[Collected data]
****

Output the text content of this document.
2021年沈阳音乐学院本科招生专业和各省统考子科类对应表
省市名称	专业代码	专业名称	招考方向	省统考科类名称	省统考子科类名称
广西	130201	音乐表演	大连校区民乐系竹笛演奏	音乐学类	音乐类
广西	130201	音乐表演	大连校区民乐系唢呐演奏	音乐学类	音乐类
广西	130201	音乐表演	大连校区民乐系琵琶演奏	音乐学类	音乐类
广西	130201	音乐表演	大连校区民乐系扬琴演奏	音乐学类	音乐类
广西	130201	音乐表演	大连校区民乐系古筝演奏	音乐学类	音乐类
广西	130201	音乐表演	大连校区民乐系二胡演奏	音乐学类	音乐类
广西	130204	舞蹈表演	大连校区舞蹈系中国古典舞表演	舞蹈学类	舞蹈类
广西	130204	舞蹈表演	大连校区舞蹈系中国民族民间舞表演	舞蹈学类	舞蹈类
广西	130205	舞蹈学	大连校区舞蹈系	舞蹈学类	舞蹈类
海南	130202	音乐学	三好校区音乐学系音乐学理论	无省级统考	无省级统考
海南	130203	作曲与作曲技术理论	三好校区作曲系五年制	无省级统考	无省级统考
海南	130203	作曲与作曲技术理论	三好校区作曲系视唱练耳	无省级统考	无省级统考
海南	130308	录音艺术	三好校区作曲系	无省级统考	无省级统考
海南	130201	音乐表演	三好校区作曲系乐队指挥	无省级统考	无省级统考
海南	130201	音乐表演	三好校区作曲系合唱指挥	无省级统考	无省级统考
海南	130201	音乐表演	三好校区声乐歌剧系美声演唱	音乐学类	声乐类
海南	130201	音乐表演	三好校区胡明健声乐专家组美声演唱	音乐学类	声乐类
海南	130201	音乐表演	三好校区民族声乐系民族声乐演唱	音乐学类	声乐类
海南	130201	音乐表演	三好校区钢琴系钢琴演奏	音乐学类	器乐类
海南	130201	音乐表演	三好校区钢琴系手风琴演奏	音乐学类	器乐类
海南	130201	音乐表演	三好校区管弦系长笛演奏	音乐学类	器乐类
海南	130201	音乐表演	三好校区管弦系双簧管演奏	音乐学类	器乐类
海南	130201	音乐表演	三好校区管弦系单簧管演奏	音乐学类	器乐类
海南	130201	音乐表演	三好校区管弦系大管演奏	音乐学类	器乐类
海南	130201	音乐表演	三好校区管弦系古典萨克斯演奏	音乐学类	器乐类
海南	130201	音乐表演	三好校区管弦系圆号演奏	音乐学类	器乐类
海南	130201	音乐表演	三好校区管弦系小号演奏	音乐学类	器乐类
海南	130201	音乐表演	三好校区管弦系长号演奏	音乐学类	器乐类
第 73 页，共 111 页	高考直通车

****

INSTRUCTIONS FOR THE TASK: List all lines in the material containing the string "舞蹈学类".

EXERCISE OUTPUT:
广西	130204	舞蹈表演	大连校区舞蹈系中国古典舞表演	舞蹈学类	舞蹈类
广西	130204	舞蹈表演	大连校区舞蹈系中国民族民间舞表演	舞蹈学类	舞蹈类
广西	130205	舞蹈学	大连校区舞蹈系	舞蹈学类	舞蹈类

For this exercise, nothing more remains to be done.